* **TASK INSTRUCTIONS**:
Put the material below into a two-column CSV with the header input,output. Give one row for each block, with its opening text under input and the lines that follow under output, each in a single quoted field with line breaks replaced by spaces.

* **STORED ROWS**:
* * * * *
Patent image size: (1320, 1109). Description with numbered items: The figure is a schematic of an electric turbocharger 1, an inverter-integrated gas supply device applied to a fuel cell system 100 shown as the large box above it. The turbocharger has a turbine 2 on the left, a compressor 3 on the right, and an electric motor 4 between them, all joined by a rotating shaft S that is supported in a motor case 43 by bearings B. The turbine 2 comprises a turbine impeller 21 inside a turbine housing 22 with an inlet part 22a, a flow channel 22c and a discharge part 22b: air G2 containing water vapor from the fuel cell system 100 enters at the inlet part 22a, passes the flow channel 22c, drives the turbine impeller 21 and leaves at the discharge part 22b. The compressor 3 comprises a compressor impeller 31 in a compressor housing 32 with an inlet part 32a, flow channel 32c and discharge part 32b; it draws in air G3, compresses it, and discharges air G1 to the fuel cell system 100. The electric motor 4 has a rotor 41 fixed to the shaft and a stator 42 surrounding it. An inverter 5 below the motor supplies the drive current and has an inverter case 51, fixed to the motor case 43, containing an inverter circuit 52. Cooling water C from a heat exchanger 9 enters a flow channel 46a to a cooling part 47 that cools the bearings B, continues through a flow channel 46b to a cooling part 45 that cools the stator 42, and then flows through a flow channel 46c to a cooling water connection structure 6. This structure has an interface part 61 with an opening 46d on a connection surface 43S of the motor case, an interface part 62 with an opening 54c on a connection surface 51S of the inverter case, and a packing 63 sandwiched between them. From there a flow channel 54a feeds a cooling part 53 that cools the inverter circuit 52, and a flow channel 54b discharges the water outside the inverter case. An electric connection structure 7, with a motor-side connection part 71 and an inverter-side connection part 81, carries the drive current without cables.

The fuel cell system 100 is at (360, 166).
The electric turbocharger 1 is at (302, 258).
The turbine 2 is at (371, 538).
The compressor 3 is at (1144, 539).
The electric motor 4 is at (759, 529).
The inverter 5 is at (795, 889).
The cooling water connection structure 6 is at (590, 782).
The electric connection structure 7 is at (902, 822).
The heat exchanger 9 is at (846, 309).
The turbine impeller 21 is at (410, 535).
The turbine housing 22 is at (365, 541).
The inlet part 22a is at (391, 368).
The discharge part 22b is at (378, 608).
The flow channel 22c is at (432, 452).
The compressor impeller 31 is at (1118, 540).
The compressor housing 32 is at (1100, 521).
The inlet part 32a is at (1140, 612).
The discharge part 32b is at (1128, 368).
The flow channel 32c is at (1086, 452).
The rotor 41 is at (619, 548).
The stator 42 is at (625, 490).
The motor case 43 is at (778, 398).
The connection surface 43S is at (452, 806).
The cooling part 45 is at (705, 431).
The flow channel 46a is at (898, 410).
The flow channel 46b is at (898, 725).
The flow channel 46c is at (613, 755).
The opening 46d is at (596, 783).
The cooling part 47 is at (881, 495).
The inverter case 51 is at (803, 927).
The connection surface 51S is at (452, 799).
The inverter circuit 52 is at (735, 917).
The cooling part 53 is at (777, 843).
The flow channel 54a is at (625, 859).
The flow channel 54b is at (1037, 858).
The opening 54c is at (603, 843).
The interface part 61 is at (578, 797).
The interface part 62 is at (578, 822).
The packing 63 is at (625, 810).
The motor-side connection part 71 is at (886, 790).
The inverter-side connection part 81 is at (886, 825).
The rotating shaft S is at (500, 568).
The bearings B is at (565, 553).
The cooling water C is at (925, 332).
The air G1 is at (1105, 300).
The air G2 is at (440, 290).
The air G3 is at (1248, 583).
* * * * *
* **RESPONSE**:
input,output
"Patent image size: (1320, 1109). Description with numbered items: The figure is a schematic of an electric turbocharger 1, an inverter-integrated gas supply device applied to a fuel cell system 100 shown as the large box above it. The turbocharger has a turbine 2 on the left, a compressor 3 on the right, and an electric motor 4 between them, all joined by a rotating shaft S that is supported in a motor case 43 by bearings B. The turbine 2 comprises a turbine impeller 21 inside a turbine housing 22 with an inlet part 22a, a flow channel 22c and a discharge part 22b: air G2 containing water vapor from the fuel cell system 100 enters at the inlet part 22a, passes the flow channel 22c, drives the turbine impeller 21 and leaves at the discharge part 22b. The compressor 3 comprises a compressor impeller 31 in a compressor housing 32 with an inlet part 32a, flow channel 32c and discharge part 32b; it draws in air G3, compresses it, and discharges air G1 to the fuel cell system 100. The electric motor 4 has a rotor 41 fixed to the shaft and a stator 42 surrounding it. An inverter 5 below the motor supplies the drive current and has an inverter case 51, fixed to the motor case 43, containing an inverter circuit 52. Cooling water C from a heat exchanger 9 enters a flow channel 46a to a cooling part 47 that cools the bearings B, continues through a flow channel 46b to a cooling part 45 that cools the stator 42, and then flows through a flow channel 46c to a cooling water connection structure 6. This structure has an interface part 61 with an opening 46d on a connection surface 43S of the motor case, an interface part 62 with an opening 54c on a connection surface 51S of the inverter case, and a packing 63 sandwiched between them. From there a flow channel 54a feeds a cooling part 53 that cools the inverter circuit 52, and a flow channel 54b discharges the water outside the inverter case. An electric connection structure 7, with a motor-side connection part 71 and an inverter-side connection part 81, carries the drive current without cables.","The fuel cell system 100 is at (360, 166). The electric turbocharger 1 is at (302, 258). The turbine 2 is at (371, 538). The compressor 3 is at (1144, 539). The electric motor 4 is at (759, 529). The inverter 5 is at (795, 889). The cooling water connection structure 6 is at (590, 782). The electric connection structure 7 is at (902, 822). The heat exchanger 9 is at (846, 309). The turbine impeller 21 is at (410, 535). The turbine housing 22 is at (365, 541). The inlet part 22a is at (391, 368). The discharge part 22b is at (378, 608). The flow channel 22c is at (432, 452). The compressor impeller 31 is at (1118, 540). The compressor housing 32 is at (1100, 521). The inlet part 32a is at (1140, 612). The discharge part 32b is at (1128, 368). The flow channel 32c is at (1086, 452). The rotor 41 is at (619, 548). The stator 42 is at (625, 490). The motor case 43 is at (778, 398). The connection surface 43S is at (452, 806). The cooling part 45 is at (705, 431). The flow channel 46a is at (898, 410). The flow channel 46b is at (898, 725). The flow channel 46c is at (613, 755). The opening 46d is at (596, 783). The cooling part 47 is at (881, 495). The inverter case 51 is at (803, 927). The connection surface 51S is at (452, 799). The inverter circuit 52 is at (735, 917). The cooling part 53 is at (777, 843). The flow channel 54a is at (625, 859). The flow channel 54b is at (1037, 858). The opening 54c is at (603, 843). The interface part 61 is at (578, 797). The interface part 62 is at (578, 822). The packing 63 is at (625, 810). The motor-side connection part 71 is at (886, 790). The inverter-side connection part 81 is at (886, 825). The rotating shaft S is at (500, 568). The bearings B is at (565, 553). The cooling water C is at (925, 332). The air G1 is at (1105, 300). The air G2 is at (440, 290). The air G3 is at (1248, 583)."